Start STORED RECORDS
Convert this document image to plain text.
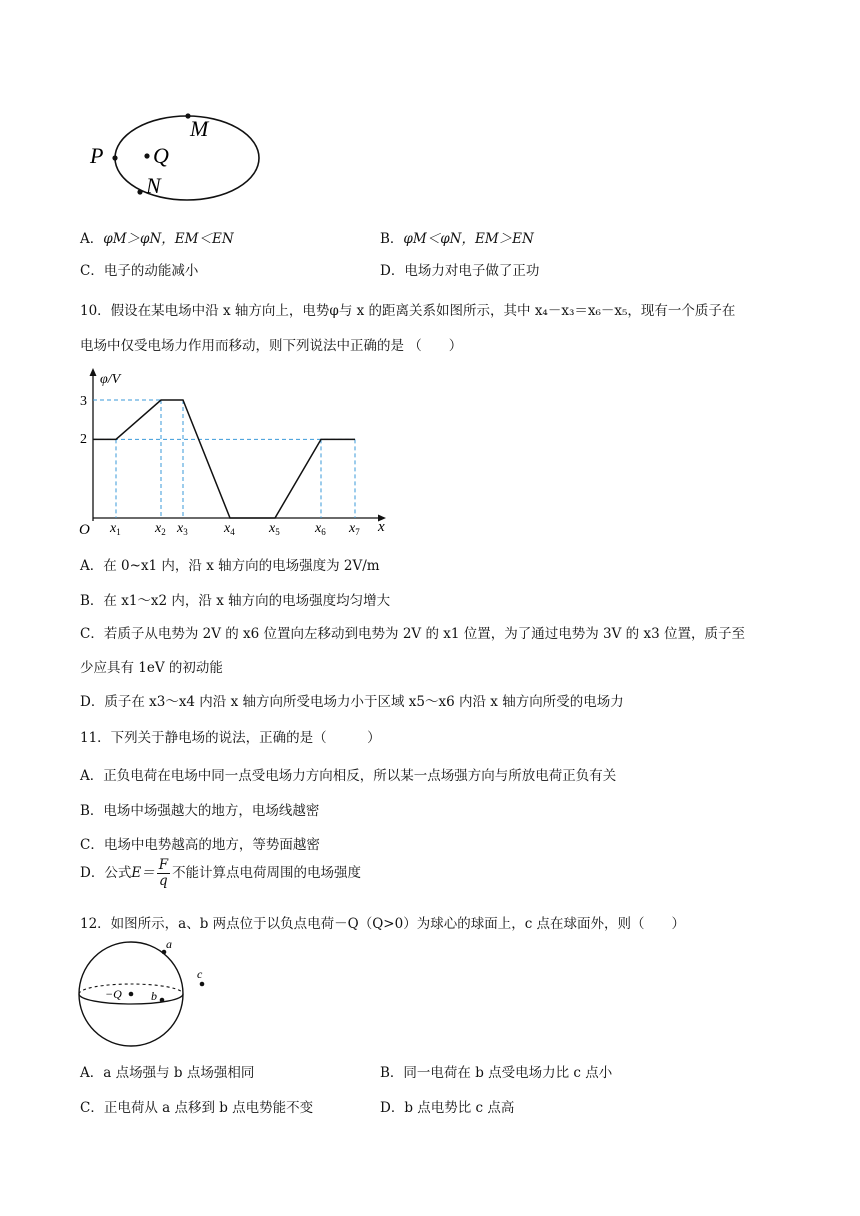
M
P Q
N
A．φM＞φN，EM＜EN	B．φM＜φN，EM＞EN
C．电子的动能减小	D．电场力对电子做了正功
10．假设在某电场中沿 x 轴方向上，电势φ与 x 的距离关系如图所示，其中 x₄－x₃＝x₆－x₅，现有一个质子在
电场中仅受电场力作用而移动，则下列说法中正确的是 （　　）
φ/V
O	x
3
2
$x_1$ $x_2$ $x_3$	$x_4$ $x_5$	$x_6$ $x_7$
A．在 0~x1 内，沿 x 轴方向的电场强度为 2V/m
B．在 x1～x2 内，沿 x 轴方向的电场强度均匀增大
C．若质子从电势为 2V 的 x6 位置向左移动到电势为 2V 的 x1 位置，为了通过电势为 3V 的 x3 位置，质子至
少应具有 1eV 的初动能
D．质子在 x3～x4 内沿 x 轴方向所受电场力小于区域 x5～x6 内沿 x 轴方向所受的电场力
11．下列关于静电场的说法，正确的是（　　　）
A．正负电荷在电场中同一点受电场力方向相反，所以某一点场强方向与所放电荷正负有关
B．电场中场强越大的地方，电场线越密
C．电场中电势越高的地方，等势面越密
D．公式$E= \frac{F}{q}$ 不能计算点电荷周围的电场强度
12．如图所示，a、b 两点位于以负点电荷－Q（Q>0）为球心的球面上，c 点在球面外，则（　　）
a
−Q b
c
A．a 点场强与 b 点场强相同	B．同一电荷在 b 点受电场力比 c 点小
C．正电荷从 a 点移到 b 点电势能不变	D．b 点电势比 c 点高
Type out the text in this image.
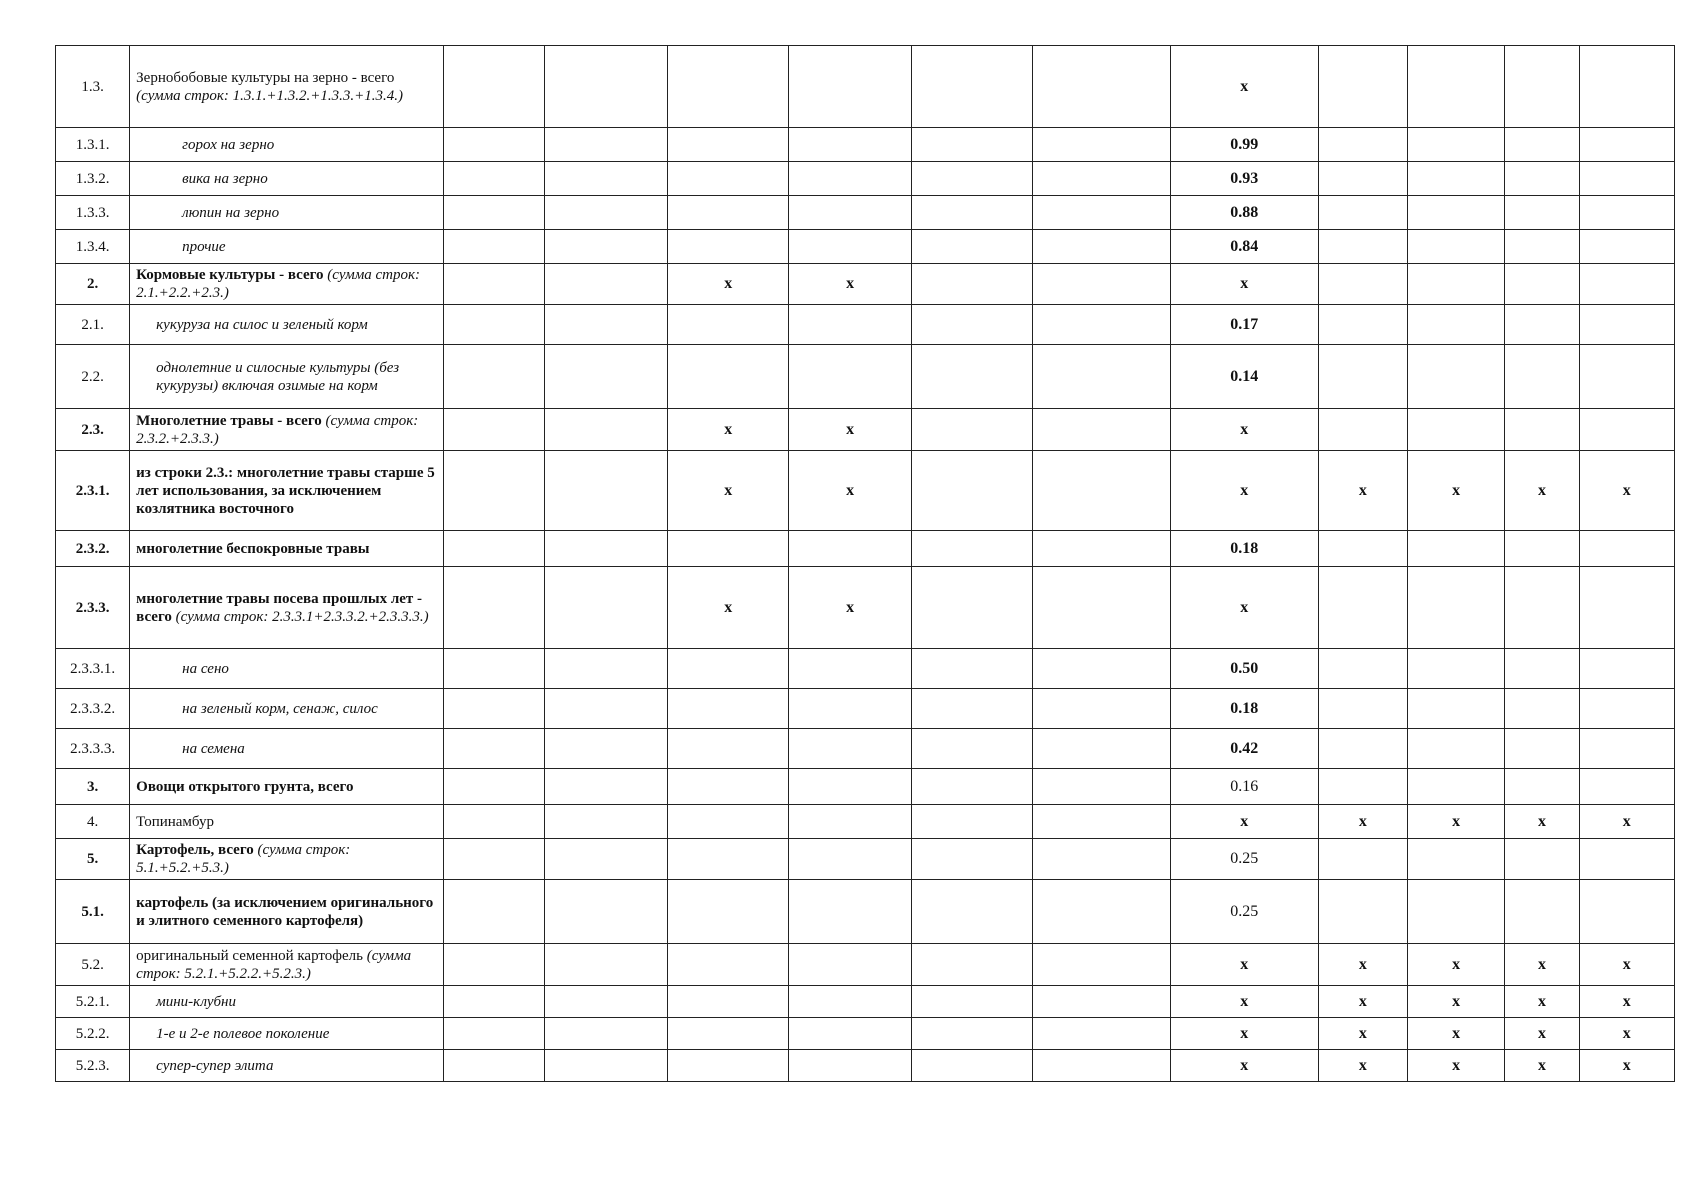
1.3.	Зернобобовые культуры на зерно - всего (сумма строк: 1.3.1.+1.3.2.+1.3.3.+1.3.4.)							x				
1.3.1.	горох на зерно							0.99				
1.3.2.	вика на зерно							0.93				
1.3.3.	люпин на зерно							0.88				
1.3.4.	прочие							0.84				
2.	Кормовые культуры - всего (сумма строк: 2.1.+2.2.+2.3.)			x	x			x				
2.1.	кукуруза на силос и зеленый корм							0.17				
2.2.	однолетние и силосные культуры (без кукурузы) включая озимые на корм							0.14				
2.3.	Многолетние травы - всего (сумма строк: 2.3.2.+2.3.3.)			x	x			x				
2.3.1.	из строки 2.3.: многолетние травы старше 5 лет использования, за исключением козлятника восточного			x	x			x	x	x	x	x
2.3.2.	многолетние беспокровные травы							0.18				
2.3.3.	многолетние травы посева прошлых лет - всего (сумма строк: 2.3.3.1+2.3.3.2.+2.3.3.3.)			x	x			x				
2.3.3.1.	на сено							0.50				
2.3.3.2.	на зеленый корм, сенаж, силос							0.18				
2.3.3.3.	на семена							0.42				
3.	Овощи открытого грунта, всего							0.16				
4.	Топинамбур							x	x	x	x	x
5.	Картофель, всего (сумма строк: 5.1.+5.2.+5.3.)							0.25				
5.1.	картофель (за исключением оригинального и элитного семенного картофеля)							0.25				
5.2.	оригинальный семенной картофель (сумма строк: 5.2.1.+5.2.2.+5.2.3.)							x	x	x	x	x
5.2.1.	мини-клубни							x	x	x	x	x
5.2.2.	1-е и 2-е полевое поколение							x	x	x	x	x
5.2.3.	супер-супер элита							x	x	x	x	x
End STORED RECORDS
- **WRITTEN TASK**
Extract all lines from the material above that include the word "зерно".

- **SOLVED EXERCISE**
1.3.	Зернобобовые культуры на зерно - всего (сумма строк: 1.3.1.+1.3.2.+1.3.3.+1.3.4.)							x				
1.3.1.	горох на зерно							0.99				
1.3.2.	вика на зерно							0.93				
1.3.3.	люпин на зерно							0.88				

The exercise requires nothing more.